INSTRUCTIONS FOR THE TASK: Would you extract the whole listing below and retype it exactly?

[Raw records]
+-------+
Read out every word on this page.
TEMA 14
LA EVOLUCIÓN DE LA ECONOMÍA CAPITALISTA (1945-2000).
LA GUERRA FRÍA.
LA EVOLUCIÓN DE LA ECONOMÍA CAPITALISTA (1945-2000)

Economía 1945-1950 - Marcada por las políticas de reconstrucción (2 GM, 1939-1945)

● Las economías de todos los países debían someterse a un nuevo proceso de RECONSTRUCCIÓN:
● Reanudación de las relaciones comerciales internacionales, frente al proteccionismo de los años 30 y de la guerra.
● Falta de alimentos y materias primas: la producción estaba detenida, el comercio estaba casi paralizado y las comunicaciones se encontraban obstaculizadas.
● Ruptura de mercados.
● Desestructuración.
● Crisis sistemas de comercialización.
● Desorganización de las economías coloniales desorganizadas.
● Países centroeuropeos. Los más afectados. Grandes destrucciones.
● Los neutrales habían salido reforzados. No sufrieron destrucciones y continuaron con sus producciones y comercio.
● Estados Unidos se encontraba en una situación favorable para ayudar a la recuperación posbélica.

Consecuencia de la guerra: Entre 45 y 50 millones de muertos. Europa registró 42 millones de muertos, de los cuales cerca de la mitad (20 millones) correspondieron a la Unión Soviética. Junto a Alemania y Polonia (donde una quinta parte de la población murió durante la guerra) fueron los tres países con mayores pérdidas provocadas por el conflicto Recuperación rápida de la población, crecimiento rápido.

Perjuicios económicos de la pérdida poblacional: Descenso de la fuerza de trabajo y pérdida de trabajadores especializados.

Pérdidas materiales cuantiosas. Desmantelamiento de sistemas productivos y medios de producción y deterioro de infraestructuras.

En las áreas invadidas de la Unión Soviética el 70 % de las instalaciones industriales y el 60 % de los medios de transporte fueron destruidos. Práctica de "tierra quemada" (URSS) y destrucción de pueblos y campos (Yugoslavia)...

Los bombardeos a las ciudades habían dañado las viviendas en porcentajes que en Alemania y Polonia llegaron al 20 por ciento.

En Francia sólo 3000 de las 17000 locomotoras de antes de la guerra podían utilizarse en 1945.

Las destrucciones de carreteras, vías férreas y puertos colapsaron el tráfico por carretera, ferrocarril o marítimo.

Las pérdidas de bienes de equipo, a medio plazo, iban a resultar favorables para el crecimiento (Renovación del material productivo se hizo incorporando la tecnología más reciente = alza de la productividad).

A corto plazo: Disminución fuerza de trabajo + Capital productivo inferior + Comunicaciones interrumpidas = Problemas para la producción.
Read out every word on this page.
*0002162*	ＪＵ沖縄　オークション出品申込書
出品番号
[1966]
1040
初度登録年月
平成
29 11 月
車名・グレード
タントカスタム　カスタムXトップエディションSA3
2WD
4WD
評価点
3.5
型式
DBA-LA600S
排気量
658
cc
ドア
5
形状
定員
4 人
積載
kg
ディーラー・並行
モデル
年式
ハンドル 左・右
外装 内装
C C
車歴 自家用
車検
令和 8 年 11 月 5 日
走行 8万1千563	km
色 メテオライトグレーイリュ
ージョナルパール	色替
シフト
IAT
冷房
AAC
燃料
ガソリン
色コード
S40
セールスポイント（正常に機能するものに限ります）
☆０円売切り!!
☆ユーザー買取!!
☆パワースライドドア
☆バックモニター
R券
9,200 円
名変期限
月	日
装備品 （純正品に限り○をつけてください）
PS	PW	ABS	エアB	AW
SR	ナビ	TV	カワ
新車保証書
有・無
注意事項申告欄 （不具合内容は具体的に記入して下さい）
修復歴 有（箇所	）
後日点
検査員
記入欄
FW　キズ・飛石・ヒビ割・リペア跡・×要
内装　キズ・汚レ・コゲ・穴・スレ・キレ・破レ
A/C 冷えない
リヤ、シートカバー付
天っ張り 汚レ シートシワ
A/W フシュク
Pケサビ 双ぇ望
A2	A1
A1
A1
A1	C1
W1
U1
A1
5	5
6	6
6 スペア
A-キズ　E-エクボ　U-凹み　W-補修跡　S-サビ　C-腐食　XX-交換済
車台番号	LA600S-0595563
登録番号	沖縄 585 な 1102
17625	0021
+-------+
ANSWER TO THIS PROBLEM:
Read out every word on this page.
TEMA 14
LA EVOLUCIÓN DE LA ECONOMÍA CAPITALISTA (1945-2000).
LA GUERRA FRÍA.
LA EVOLUCIÓN DE LA ECONOMÍA CAPITALISTA (1945-2000)

Economía 1945-1950 - Marcada por las políticas de reconstrucción (2 GM, 1939-1945)

● Las economías de todos los países debían someterse a un nuevo proceso de RECONSTRUCCIÓN:
● Reanudación de las relaciones comerciales internacionales, frente al proteccionismo de los años 30 y de la guerra.
● Falta de alimentos y materias primas: la producción estaba detenida, el comercio estaba casi paralizado y las comunicaciones se encontraban obstaculizadas.
● Ruptura de mercados.
● Desestructuración.
● Crisis sistemas de comercialización.
● Desorganización de las economías coloniales desorganizadas.
● Países centroeuropeos. Los más afectados. Grandes destrucciones.
● Los neutrales habían salido reforzados. No sufrieron destrucciones y continuaron con sus producciones y comercio.
● Estados Unidos se encontraba en una situación favorable para ayudar a la recuperación posbélica.

Consecuencia de la guerra: Entre 45 y 50 millones de muertos. Europa registró 42 millones de muertos, de los cuales cerca de la mitad (20 millones) correspondieron a la Unión Soviética. Junto a Alemania y Polonia (donde una quinta parte de la población murió durante la guerra) fueron los tres países con mayores pérdidas provocadas por el conflicto Recuperación rápida de la población, crecimiento rápido.

Perjuicios económicos de la pérdida poblacional: Descenso de la fuerza de trabajo y pérdida de trabajadores especializados.

Pérdidas materiales cuantiosas. Desmantelamiento de sistemas productivos y medios de producción y deterioro de infraestructuras.

En las áreas invadidas de la Unión Soviética el 70 % de las instalaciones industriales y el 60 % de los medios de transporte fueron destruidos. Práctica de "tierra quemada" (URSS) y destrucción de pueblos y campos (Yugoslavia)...

Los bombardeos a las ciudades habían dañado las viviendas en porcentajes que en Alemania y Polonia llegaron al 20 por ciento.

En Francia sólo 3000 de las 17000 locomotoras de antes de la guerra podían utilizarse en 1945.

Las destrucciones de carreteras, vías férreas y puertos colapsaron el tráfico por carretera, ferrocarril o marítimo.

Las pérdidas de bienes de equipo, a medio plazo, iban a resultar favorables para el crecimiento (Renovación del material productivo se hizo incorporando la tecnología más reciente = alza de la productividad).

A corto plazo: Disminución fuerza de trabajo + Capital productivo inferior + Comunicaciones interrumpidas = Problemas para la producción.
Read out every word on this page.
*0002162*	ＪＵ沖縄　オークション出品申込書
出品番号
[1966]
1040
初度登録年月
平成
29 11 月
車名・グレード
タントカスタム　カスタムXトップエディションSA3
2WD
4WD
評価点
3.5
型式
DBA-LA600S
排気量
658
cc
ドア
5
形状
定員
4 人
積載
kg
ディーラー・並行
モデル
年式
ハンドル 左・右
外装 内装
C C
車歴 自家用
車検
令和 8 年 11 月 5 日
走行 8万1千563	km
色 メテオライトグレーイリュ
ージョナルパール	色替
シフト
IAT
冷房
AAC
燃料
ガソリン
色コード
S40
セールスポイント（正常に機能するものに限ります）
☆０円売切り!!
☆ユーザー買取!!
☆パワースライドドア
☆バックモニター
R券
9,200 円
名変期限
月	日
装備品 （純正品に限り○をつけてください）
PS	PW	ABS	エアB	AW
SR	ナビ	TV	カワ
新車保証書
有・無
注意事項申告欄 （不具合内容は具体的に記入して下さい）
修復歴 有（箇所	）
後日点
検査員
記入欄
FW　キズ・飛石・ヒビ割・リペア跡・×要
内装　キズ・汚レ・コゲ・穴・スレ・キレ・破レ
A/C 冷えない
リヤ、シートカバー付
天っ張り 汚レ シートシワ
A/W フシュク
Pケサビ 双ぇ望
A2	A1
A1
A1
A1	C1
W1
U1
A1
5	5
6	6
6 スペア
A-キズ　E-エクボ　U-凹み　W-補修跡　S-サビ　C-腐食　XX-交換済
車台番号	LA600S-0595563
登録番号	沖縄 585 な 1102
17625	0021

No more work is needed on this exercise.